**Records to process**:
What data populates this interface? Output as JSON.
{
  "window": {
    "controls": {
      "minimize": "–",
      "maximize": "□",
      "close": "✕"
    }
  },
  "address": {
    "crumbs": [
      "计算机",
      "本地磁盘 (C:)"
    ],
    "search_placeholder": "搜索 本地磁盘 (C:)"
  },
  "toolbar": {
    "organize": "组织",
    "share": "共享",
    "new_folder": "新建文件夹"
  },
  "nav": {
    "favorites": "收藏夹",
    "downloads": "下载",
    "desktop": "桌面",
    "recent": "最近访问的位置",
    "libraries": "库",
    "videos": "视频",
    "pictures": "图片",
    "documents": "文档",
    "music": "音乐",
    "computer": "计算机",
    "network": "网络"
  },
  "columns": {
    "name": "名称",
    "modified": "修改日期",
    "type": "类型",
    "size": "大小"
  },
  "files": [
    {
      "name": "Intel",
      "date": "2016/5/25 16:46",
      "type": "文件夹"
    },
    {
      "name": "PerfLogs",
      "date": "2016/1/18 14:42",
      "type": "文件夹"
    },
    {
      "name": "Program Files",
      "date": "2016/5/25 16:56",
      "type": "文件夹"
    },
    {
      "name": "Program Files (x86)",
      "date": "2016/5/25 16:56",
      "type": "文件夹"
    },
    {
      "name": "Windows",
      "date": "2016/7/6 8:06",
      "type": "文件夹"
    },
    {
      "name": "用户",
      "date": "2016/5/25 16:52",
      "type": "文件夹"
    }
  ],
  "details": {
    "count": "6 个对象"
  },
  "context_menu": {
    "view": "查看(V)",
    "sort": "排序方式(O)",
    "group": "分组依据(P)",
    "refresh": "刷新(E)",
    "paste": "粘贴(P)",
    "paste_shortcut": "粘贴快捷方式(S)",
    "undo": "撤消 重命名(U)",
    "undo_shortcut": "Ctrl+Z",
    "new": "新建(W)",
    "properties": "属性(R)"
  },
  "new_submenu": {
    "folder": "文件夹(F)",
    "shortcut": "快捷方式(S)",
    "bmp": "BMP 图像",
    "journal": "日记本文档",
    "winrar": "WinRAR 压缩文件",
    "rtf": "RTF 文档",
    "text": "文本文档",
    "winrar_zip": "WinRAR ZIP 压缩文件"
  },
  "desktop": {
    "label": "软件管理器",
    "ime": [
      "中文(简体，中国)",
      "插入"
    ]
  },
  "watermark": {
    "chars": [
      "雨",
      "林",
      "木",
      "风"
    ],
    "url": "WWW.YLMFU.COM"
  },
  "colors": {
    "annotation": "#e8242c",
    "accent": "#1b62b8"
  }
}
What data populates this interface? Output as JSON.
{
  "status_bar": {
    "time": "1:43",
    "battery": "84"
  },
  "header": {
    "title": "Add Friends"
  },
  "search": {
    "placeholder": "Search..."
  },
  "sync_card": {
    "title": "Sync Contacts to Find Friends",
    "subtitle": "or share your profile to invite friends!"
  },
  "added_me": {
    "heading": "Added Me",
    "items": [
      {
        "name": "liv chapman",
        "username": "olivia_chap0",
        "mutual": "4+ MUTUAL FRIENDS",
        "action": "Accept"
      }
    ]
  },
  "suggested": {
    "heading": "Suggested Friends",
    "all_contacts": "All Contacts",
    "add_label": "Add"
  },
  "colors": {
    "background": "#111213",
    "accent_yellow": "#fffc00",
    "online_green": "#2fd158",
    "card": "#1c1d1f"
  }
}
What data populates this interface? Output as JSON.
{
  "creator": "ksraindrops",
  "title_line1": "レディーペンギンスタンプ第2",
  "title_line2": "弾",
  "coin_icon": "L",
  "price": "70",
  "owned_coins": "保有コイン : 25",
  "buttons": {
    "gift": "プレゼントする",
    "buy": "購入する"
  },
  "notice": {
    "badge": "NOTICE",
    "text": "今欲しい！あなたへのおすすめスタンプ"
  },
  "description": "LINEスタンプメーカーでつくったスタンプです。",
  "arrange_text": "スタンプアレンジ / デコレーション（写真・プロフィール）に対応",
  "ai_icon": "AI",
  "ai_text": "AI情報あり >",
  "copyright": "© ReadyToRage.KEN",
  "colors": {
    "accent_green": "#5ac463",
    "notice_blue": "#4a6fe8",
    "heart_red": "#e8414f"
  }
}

**What you need to do**: Repeat every entry exactly as written above.

**Task answer**:
What data populates this interface? Output as JSON.
{
  "window": {
    "controls": {
      "minimize": "–",
      "maximize": "□",
      "close": "✕"
    }
  },
  "address": {
    "crumbs": [
      "计算机",
      "本地磁盘 (C:)"
    ],
    "search_placeholder": "搜索 本地磁盘 (C:)"
  },
  "toolbar": {
    "organize": "组织",
    "share": "共享",
    "new_folder": "新建文件夹"
  },
  "nav": {
    "favorites": "收藏夹",
    "downloads": "下载",
    "desktop": "桌面",
    "recent": "最近访问的位置",
    "libraries": "库",
    "videos": "视频",
    "pictures": "图片",
    "documents": "文档",
    "music": "音乐",
    "computer": "计算机",
    "network": "网络"
  },
  "columns": {
    "name": "名称",
    "modified": "修改日期",
    "type": "类型",
    "size": "大小"
  },
  "files": [
    {
      "name": "Intel",
      "date": "2016/5/25 16:46",
      "type": "文件夹"
    },
    {
      "name": "PerfLogs",
      "date": "2016/1/18 14:42",
      "type": "文件夹"
    },
    {
      "name": "Program Files",
      "date": "2016/5/25 16:56",
      "type": "文件夹"
    },
    {
      "name": "Program Files (x86)",
      "date": "2016/5/25 16:56",
      "type": "文件夹"
    },
    {
      "name": "Windows",
      "date": "2016/7/6 8:06",
      "type": "文件夹"
    },
    {
      "name": "用户",
      "date": "2016/5/25 16:52",
      "type": "文件夹"
    }
  ],
  "details": {
    "count": "6 个对象"
  },
  "context_menu": {
    "view": "查看(V)",
    "sort": "排序方式(O)",
    "group": "分组依据(P)",
    "refresh": "刷新(E)",
    "paste": "粘贴(P)",
    "paste_shortcut": "粘贴快捷方式(S)",
    "undo": "撤消 重命名(U)",
    "undo_shortcut": "Ctrl+Z",
    "new": "新建(W)",
    "properties": "属性(R)"
  },
  "new_submenu": {
    "folder": "文件夹(F)",
    "shortcut": "快捷方式(S)",
    "bmp": "BMP 图像",
    "journal": "日记本文档",
    "winrar": "WinRAR 压缩文件",
    "rtf": "RTF 文档",
    "text": "文本文档",
    "winrar_zip": "WinRAR ZIP 压缩文件"
  },
  "desktop": {
    "label": "软件管理器",
    "ime": [
      "中文(简体，中国)",
      "插入"
    ]
  },
  "watermark": {
    "chars": [
      "雨",
      "林",
      "木",
      "风"
    ],
    "url": "WWW.YLMFU.COM"
  },
  "colors": {
    "annotation": "#e8242c",
    "accent": "#1b62b8"
  }
}
What data populates this interface? Output as JSON.
{
  "status_bar": {
    "time": "1:43",
    "battery": "84"
  },
  "header": {
    "title": "Add Friends"
  },
  "search": {
    "placeholder": "Search..."
  },
  "sync_card": {
    "title": "Sync Contacts to Find Friends",
    "subtitle": "or share your profile to invite friends!"
  },
  "added_me": {
    "heading": "Added Me",
    "items": [
      {
        "name": "liv chapman",
        "username": "olivia_chap0",
        "mutual": "4+ MUTUAL FRIENDS",
        "action": "Accept"
      }
    ]
  },
  "suggested": {
    "heading": "Suggested Friends",
    "all_contacts": "All Contacts",
    "add_label": "Add"
  },
  "colors": {
    "background": "#111213",
    "accent_yellow": "#fffc00",
    "online_green": "#2fd158",
    "card": "#1c1d1f"
  }
}
What data populates this interface? Output as JSON.
{
  "creator": "ksraindrops",
  "title_line1": "レディーペンギンスタンプ第2",
  "title_line2": "弾",
  "coin_icon": "L",
  "price": "70",
  "owned_coins": "保有コイン : 25",
  "buttons": {
    "gift": "プレゼントする",
    "buy": "購入する"
  },
  "notice": {
    "badge": "NOTICE",
    "text": "今欲しい！あなたへのおすすめスタンプ"
  },
  "description": "LINEスタンプメーカーでつくったスタンプです。",
  "arrange_text": "スタンプアレンジ / デコレーション（写真・プロフィール）に対応",
  "ai_icon": "AI",
  "ai_text": "AI情報あり >",
  "copyright": "© ReadyToRage.KEN",
  "colors": {
    "accent_green": "#5ac463",
    "notice_blue": "#4a6fe8",
    "heart_red": "#e8414f"
  }
}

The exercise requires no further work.